Send back all the data below, exactly as given.

---------- Given records ----------

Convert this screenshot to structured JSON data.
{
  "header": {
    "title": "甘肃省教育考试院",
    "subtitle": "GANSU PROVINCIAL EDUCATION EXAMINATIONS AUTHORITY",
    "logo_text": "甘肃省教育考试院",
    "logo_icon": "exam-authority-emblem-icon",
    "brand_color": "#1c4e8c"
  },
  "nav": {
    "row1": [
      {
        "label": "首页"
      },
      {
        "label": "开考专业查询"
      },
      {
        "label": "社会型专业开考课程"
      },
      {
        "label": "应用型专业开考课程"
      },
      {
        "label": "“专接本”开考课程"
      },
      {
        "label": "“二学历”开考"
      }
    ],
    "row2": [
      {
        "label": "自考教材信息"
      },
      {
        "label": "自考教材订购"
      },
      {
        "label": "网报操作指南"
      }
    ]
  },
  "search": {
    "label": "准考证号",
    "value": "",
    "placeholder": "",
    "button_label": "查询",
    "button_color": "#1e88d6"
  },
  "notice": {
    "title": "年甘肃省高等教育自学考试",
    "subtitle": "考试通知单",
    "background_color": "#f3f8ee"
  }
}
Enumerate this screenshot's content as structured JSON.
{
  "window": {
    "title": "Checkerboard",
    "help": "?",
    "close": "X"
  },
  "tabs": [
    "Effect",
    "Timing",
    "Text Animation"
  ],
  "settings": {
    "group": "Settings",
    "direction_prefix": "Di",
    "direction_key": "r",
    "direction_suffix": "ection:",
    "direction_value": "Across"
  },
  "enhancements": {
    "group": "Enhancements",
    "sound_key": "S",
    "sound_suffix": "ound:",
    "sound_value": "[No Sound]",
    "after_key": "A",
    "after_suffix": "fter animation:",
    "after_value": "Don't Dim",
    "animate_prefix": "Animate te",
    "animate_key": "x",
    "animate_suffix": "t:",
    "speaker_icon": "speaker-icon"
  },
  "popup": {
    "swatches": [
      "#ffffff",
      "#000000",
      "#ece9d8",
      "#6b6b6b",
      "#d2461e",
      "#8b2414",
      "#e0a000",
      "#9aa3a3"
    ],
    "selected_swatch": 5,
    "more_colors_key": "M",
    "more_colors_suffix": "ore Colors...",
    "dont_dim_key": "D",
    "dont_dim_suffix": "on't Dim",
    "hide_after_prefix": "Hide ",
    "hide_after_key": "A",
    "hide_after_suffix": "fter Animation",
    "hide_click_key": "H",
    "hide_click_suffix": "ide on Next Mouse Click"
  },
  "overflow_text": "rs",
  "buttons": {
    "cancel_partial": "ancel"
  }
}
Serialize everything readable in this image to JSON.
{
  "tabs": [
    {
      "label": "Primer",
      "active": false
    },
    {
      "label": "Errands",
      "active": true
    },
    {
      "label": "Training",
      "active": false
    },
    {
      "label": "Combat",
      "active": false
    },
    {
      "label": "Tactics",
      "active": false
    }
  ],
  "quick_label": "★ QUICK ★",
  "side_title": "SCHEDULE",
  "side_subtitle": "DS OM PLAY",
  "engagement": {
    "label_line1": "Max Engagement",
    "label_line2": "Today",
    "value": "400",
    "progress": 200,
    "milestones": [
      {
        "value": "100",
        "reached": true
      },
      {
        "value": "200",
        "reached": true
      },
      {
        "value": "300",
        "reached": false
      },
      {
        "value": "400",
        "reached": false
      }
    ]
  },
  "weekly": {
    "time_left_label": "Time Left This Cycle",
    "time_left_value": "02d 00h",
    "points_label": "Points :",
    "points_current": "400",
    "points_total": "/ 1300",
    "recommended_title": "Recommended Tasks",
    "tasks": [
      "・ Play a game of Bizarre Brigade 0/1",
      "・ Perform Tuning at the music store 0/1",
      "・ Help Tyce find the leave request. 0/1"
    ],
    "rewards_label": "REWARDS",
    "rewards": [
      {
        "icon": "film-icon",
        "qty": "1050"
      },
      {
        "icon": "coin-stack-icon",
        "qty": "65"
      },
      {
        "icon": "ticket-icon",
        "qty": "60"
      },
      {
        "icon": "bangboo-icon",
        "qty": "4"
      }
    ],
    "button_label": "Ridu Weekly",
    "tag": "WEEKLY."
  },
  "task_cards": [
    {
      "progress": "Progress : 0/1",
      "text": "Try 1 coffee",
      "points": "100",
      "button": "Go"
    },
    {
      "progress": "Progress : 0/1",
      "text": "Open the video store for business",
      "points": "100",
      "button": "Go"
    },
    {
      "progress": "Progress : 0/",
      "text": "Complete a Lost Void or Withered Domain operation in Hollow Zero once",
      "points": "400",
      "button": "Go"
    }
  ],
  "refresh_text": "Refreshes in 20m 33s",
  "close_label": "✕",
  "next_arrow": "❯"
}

----------

→ Written response
Convert this screenshot to structured JSON data.
{
  "header": {
    "title": "甘肃省教育考试院",
    "subtitle": "GANSU PROVINCIAL EDUCATION EXAMINATIONS AUTHORITY",
    "logo_text": "甘肃省教育考试院",
    "logo_icon": "exam-authority-emblem-icon",
    "brand_color": "#1c4e8c"
  },
  "nav": {
    "row1": [
      {
        "label": "首页"
      },
      {
        "label": "开考专业查询"
      },
      {
        "label": "社会型专业开考课程"
      },
      {
        "label": "应用型专业开考课程"
      },
      {
        "label": "“专接本”开考课程"
      },
      {
        "label": "“二学历”开考"
      }
    ],
    "row2": [
      {
        "label": "自考教材信息"
      },
      {
        "label": "自考教材订购"
      },
      {
        "label": "网报操作指南"
      }
    ]
  },
  "search": {
    "label": "准考证号",
    "value": "",
    "placeholder": "",
    "button_label": "查询",
    "button_color": "#1e88d6"
  },
  "notice": {
    "title": "年甘肃省高等教育自学考试",
    "subtitle": "考试通知单",
    "background_color": "#f3f8ee"
  }
}
Enumerate this screenshot's content as structured JSON.
{
  "window": {
    "title": "Checkerboard",
    "help": "?",
    "close": "X"
  },
  "tabs": [
    "Effect",
    "Timing",
    "Text Animation"
  ],
  "settings": {
    "group": "Settings",
    "direction_prefix": "Di",
    "direction_key": "r",
    "direction_suffix": "ection:",
    "direction_value": "Across"
  },
  "enhancements": {
    "group": "Enhancements",
    "sound_key": "S",
    "sound_suffix": "ound:",
    "sound_value": "[No Sound]",
    "after_key": "A",
    "after_suffix": "fter animation:",
    "after_value": "Don't Dim",
    "animate_prefix": "Animate te",
    "animate_key": "x",
    "animate_suffix": "t:",
    "speaker_icon": "speaker-icon"
  },
  "popup": {
    "swatches": [
      "#ffffff",
      "#000000",
      "#ece9d8",
      "#6b6b6b",
      "#d2461e",
      "#8b2414",
      "#e0a000",
      "#9aa3a3"
    ],
    "selected_swatch": 5,
    "more_colors_key": "M",
    "more_colors_suffix": "ore Colors...",
    "dont_dim_key": "D",
    "dont_dim_suffix": "on't Dim",
    "hide_after_prefix": "Hide ",
    "hide_after_key": "A",
    "hide_after_suffix": "fter Animation",
    "hide_click_key": "H",
    "hide_click_suffix": "ide on Next Mouse Click"
  },
  "overflow_text": "rs",
  "buttons": {
    "cancel_partial": "ancel"
  }
}
Serialize everything readable in this image to JSON.
{
  "tabs": [
    {
      "label": "Primer",
      "active": false
    },
    {
      "label": "Errands",
      "active": true
    },
    {
      "label": "Training",
      "active": false
    },
    {
      "label": "Combat",
      "active": false
    },
    {
      "label": "Tactics",
      "active": false
    }
  ],
  "quick_label": "★ QUICK ★",
  "side_title": "SCHEDULE",
  "side_subtitle": "DS OM PLAY",
  "engagement": {
    "label_line1": "Max Engagement",
    "label_line2": "Today",
    "value": "400",
    "progress": 200,
    "milestones": [
      {
        "value": "100",
        "reached": true
      },
      {
        "value": "200",
        "reached": true
      },
      {
        "value": "300",
        "reached": false
      },
      {
        "value": "400",
        "reached": false
      }
    ]
  },
  "weekly": {
    "time_left_label": "Time Left This Cycle",
    "time_left_value": "02d 00h",
    "points_label": "Points :",
    "points_current": "400",
    "points_total": "/ 1300",
    "recommended_title": "Recommended Tasks",
    "tasks": [
      "・ Play a game of Bizarre Brigade 0/1",
      "・ Perform Tuning at the music store 0/1",
      "・ Help Tyce find the leave request. 0/1"
    ],
    "rewards_label": "REWARDS",
    "rewards": [
      {
        "icon": "film-icon",
        "qty": "1050"
      },
      {
        "icon": "coin-stack-icon",
        "qty": "65"
      },
      {
        "icon": "ticket-icon",
        "qty": "60"
      },
      {
        "icon": "bangboo-icon",
        "qty": "4"
      }
    ],
    "button_label": "Ridu Weekly",
    "tag": "WEEKLY."
  },
  "task_cards": [
    {
      "progress": "Progress : 0/1",
      "text": "Try 1 coffee",
      "points": "100",
      "button": "Go"
    },
    {
      "progress": "Progress : 0/1",
      "text": "Open the video store for business",
      "points": "100",
      "button": "Go"
    },
    {
      "progress": "Progress : 0/",
      "text": "Complete a Lost Void or Withered Domain operation in Hollow Zero once",
      "points": "400",
      "button": "Go"
    }
  ],
  "refresh_text": "Refreshes in 20m 33s",
  "close_label": "✕",
  "next_arrow": "❯"
}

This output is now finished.